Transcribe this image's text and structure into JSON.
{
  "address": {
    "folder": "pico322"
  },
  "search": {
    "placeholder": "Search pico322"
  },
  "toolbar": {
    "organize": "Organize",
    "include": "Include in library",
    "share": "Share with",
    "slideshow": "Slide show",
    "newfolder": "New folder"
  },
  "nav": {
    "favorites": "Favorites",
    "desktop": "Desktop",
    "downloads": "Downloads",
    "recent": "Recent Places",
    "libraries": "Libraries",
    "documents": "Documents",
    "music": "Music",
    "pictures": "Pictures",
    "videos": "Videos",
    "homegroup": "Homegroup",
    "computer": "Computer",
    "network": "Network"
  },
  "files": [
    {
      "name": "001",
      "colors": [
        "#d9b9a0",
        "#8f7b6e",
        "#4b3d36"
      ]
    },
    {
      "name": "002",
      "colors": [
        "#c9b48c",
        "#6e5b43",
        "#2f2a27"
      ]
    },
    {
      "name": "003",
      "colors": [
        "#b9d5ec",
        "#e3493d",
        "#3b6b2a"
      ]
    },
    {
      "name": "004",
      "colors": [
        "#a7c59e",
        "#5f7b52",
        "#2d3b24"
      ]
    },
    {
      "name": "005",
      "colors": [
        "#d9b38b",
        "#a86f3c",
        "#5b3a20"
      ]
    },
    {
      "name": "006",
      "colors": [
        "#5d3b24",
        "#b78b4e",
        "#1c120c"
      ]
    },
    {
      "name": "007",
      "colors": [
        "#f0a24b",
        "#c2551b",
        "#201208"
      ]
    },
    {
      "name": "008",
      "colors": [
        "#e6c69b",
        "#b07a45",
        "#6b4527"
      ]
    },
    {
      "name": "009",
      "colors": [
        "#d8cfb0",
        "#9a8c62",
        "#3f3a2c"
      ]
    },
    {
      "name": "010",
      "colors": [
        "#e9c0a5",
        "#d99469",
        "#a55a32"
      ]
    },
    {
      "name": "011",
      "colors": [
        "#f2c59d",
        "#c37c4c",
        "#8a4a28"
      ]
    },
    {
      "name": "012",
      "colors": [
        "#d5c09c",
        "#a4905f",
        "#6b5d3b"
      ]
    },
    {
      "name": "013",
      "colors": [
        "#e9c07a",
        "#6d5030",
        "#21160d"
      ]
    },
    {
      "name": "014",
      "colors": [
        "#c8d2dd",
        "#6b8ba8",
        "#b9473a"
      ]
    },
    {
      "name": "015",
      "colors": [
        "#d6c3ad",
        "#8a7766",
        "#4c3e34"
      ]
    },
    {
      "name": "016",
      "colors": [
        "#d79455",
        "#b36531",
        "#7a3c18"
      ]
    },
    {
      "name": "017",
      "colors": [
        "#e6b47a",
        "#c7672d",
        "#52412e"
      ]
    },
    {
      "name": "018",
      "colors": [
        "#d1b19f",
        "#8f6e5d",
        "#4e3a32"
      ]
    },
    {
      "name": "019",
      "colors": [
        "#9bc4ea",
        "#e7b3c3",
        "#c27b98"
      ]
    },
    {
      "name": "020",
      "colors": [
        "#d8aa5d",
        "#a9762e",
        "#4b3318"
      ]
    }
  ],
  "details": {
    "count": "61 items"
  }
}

────────────────

**EXERCISE AIM**:
Gather all lines where the word "folder" appears.

**TASK RESPONSE**:
    "folder": "pico322"
    "newfolder": "New folder"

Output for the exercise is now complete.